[Dataset rows for apps and sites]
_ _ _
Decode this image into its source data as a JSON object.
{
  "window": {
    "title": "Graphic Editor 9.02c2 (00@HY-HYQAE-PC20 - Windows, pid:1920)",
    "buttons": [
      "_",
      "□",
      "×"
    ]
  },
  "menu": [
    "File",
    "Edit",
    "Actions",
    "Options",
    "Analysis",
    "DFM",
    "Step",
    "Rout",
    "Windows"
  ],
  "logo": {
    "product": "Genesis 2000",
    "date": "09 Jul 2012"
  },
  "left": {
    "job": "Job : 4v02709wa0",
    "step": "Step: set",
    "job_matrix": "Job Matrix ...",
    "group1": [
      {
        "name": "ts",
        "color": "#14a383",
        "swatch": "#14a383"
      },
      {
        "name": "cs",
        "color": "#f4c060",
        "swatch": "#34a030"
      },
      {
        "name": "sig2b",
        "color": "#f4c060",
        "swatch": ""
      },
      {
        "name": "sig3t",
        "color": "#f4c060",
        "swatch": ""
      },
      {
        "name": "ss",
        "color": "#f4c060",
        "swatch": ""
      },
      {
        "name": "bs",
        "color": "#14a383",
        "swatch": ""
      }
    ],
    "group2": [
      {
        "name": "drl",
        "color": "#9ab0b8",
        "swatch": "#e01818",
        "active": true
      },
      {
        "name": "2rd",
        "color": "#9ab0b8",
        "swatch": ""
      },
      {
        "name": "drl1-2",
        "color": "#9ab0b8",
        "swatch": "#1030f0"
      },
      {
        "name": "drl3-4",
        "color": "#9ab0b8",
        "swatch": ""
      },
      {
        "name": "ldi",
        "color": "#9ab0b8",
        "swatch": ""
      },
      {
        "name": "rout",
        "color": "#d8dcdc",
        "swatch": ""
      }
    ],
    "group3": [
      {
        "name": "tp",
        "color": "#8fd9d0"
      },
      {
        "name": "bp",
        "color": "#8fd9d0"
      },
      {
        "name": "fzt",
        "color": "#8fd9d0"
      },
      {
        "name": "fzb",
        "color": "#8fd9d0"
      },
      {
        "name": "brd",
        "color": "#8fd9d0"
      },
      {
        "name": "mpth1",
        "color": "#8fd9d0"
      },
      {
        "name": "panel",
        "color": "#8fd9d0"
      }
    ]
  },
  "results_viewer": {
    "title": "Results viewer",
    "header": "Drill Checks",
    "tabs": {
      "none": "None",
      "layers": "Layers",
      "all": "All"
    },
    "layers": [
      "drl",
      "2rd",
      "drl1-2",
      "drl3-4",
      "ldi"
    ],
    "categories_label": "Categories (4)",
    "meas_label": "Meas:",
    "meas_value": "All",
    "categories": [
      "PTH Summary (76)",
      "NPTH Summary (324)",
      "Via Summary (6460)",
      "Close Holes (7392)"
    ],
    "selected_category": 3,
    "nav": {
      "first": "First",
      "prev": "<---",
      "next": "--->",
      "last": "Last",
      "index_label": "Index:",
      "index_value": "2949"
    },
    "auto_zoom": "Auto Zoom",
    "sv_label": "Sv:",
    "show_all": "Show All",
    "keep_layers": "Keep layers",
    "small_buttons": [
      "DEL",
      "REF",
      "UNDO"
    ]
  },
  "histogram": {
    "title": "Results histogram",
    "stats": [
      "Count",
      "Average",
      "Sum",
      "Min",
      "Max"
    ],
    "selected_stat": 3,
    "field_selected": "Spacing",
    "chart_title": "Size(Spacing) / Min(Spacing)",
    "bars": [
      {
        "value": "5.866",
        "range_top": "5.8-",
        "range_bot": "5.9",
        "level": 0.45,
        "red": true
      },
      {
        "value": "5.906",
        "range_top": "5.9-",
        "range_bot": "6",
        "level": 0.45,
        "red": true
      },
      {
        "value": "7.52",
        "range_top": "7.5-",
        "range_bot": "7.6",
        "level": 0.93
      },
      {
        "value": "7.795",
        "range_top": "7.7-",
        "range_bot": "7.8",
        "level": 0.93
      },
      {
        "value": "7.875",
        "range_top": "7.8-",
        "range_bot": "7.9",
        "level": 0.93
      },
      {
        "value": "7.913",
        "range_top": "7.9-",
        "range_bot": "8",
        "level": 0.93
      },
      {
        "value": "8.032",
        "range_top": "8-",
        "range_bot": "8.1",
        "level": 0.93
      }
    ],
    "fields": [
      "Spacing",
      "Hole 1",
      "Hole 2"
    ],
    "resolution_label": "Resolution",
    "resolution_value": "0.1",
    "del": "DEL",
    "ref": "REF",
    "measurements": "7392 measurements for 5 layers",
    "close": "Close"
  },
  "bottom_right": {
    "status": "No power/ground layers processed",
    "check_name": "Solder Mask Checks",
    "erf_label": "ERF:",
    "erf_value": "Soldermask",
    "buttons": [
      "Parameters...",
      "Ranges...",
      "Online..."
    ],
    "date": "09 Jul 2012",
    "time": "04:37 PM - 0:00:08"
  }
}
_ _ _
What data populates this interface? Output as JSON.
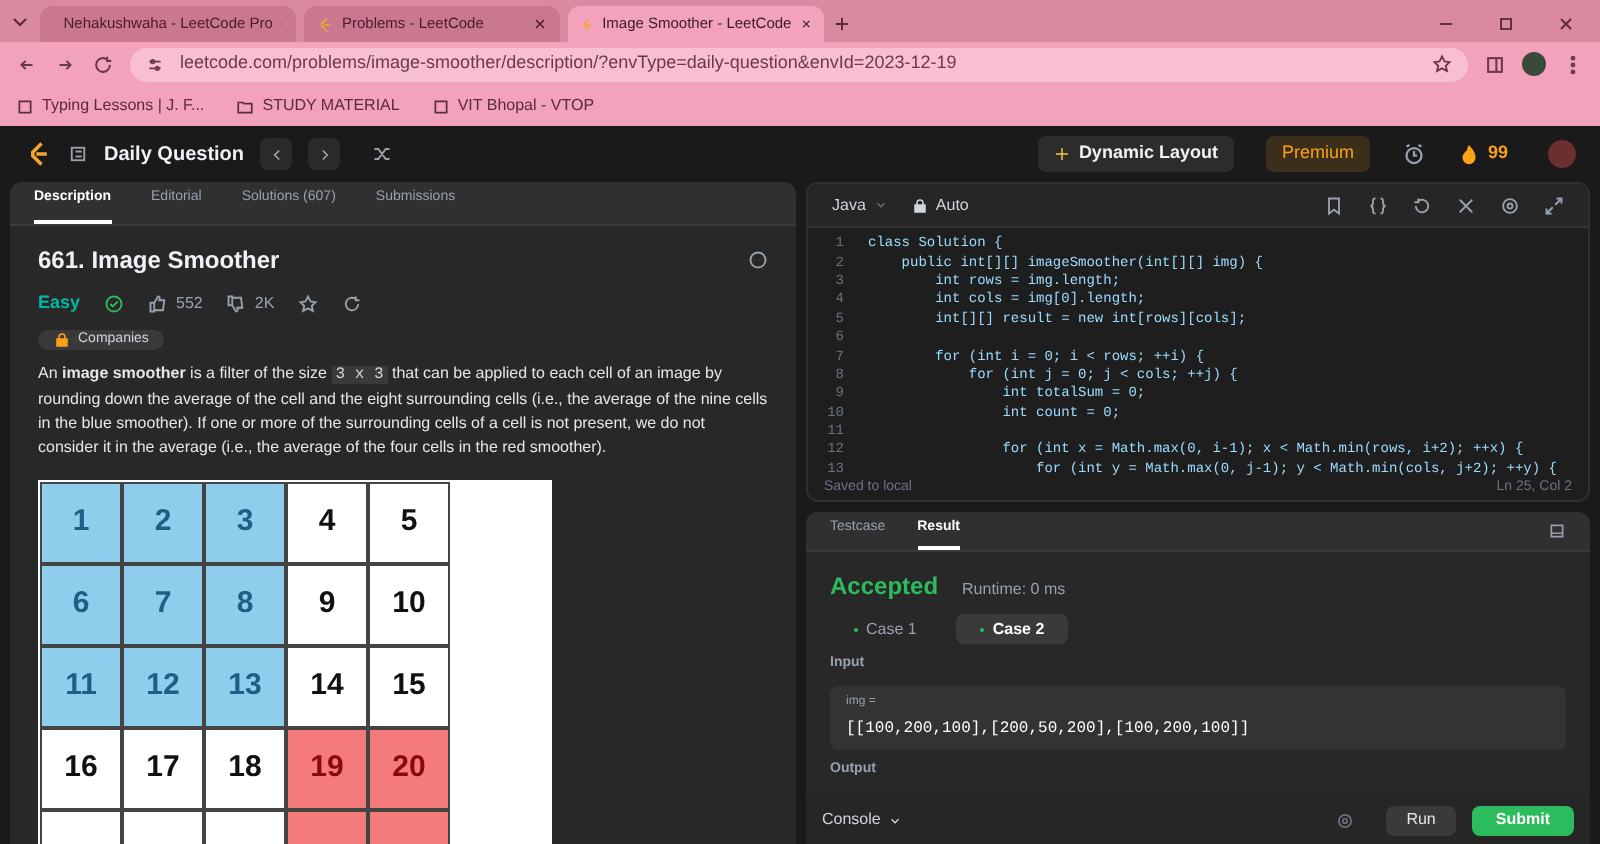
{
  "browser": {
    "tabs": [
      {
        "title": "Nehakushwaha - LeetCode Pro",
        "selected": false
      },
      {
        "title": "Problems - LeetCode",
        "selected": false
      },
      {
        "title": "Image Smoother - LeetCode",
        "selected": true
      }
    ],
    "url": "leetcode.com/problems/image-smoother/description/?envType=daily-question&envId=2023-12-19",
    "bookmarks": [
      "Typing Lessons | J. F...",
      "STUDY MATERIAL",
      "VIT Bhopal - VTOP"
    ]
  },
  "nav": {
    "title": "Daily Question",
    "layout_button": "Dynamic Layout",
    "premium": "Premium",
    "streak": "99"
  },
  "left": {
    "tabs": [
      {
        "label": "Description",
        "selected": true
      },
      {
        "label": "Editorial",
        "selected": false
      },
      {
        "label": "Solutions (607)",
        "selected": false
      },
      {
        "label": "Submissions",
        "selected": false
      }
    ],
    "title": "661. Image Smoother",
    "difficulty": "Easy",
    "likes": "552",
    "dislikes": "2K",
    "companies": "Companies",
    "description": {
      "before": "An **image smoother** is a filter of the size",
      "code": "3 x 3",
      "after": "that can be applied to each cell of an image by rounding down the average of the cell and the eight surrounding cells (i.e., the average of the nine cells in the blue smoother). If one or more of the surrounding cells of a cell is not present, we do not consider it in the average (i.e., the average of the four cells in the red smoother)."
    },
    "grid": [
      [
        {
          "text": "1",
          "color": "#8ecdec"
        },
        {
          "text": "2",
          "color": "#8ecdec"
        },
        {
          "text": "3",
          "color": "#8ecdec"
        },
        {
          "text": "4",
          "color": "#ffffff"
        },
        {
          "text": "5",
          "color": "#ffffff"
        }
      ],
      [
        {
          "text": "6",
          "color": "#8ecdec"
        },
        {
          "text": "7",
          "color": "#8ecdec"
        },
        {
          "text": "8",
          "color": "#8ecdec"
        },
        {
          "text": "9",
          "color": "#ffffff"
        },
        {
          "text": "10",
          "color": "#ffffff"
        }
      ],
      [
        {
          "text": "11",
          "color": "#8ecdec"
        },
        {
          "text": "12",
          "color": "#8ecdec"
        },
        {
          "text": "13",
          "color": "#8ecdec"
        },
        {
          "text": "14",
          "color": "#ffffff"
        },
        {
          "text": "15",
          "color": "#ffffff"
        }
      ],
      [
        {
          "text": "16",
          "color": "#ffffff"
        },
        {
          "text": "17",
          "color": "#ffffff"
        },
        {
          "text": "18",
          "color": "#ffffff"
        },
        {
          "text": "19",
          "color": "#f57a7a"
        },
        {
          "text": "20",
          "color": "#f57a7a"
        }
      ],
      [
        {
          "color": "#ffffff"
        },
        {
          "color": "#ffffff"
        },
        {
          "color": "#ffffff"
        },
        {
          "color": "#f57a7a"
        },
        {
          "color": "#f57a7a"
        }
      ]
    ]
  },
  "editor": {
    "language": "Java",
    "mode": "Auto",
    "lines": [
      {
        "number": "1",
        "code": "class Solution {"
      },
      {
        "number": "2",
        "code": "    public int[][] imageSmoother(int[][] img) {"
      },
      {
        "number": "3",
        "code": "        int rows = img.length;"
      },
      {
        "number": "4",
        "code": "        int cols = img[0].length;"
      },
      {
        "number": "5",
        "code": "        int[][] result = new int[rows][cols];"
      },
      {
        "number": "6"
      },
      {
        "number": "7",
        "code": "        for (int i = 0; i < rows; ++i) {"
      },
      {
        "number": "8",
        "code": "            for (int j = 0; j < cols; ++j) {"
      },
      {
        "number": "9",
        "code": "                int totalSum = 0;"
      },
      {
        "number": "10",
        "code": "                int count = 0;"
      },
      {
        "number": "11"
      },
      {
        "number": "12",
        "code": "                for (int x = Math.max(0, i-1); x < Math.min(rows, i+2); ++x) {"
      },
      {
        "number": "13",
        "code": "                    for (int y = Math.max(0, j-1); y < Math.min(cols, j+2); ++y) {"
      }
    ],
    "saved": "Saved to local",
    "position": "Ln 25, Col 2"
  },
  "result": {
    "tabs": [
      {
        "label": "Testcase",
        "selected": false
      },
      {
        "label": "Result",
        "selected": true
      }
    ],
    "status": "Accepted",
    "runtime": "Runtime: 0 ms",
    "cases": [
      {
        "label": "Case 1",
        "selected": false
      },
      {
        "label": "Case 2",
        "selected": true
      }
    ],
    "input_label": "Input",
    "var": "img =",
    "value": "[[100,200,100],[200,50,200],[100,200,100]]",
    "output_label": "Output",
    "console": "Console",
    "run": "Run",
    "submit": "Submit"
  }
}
_ _ _
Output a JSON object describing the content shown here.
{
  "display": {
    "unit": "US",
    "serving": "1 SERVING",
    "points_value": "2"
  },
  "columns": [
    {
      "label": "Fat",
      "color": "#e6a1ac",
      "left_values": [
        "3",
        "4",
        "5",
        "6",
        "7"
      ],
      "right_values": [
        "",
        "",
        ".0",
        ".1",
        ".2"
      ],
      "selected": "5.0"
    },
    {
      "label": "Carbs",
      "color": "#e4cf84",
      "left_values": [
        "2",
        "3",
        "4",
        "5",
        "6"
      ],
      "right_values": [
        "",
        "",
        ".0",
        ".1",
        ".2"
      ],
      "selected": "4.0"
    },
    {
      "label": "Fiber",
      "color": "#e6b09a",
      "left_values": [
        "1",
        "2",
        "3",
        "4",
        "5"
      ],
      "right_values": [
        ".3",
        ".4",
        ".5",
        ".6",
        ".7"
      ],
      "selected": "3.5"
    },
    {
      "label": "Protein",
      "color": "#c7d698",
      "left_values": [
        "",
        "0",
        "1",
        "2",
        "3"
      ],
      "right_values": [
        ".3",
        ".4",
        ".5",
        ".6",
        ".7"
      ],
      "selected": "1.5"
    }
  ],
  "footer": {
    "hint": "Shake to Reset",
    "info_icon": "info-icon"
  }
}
_ _ _
AIM OF THE TASK
State how many lines above contain the word "length", and nothing more.

RESULT OF THE EXERCISE
2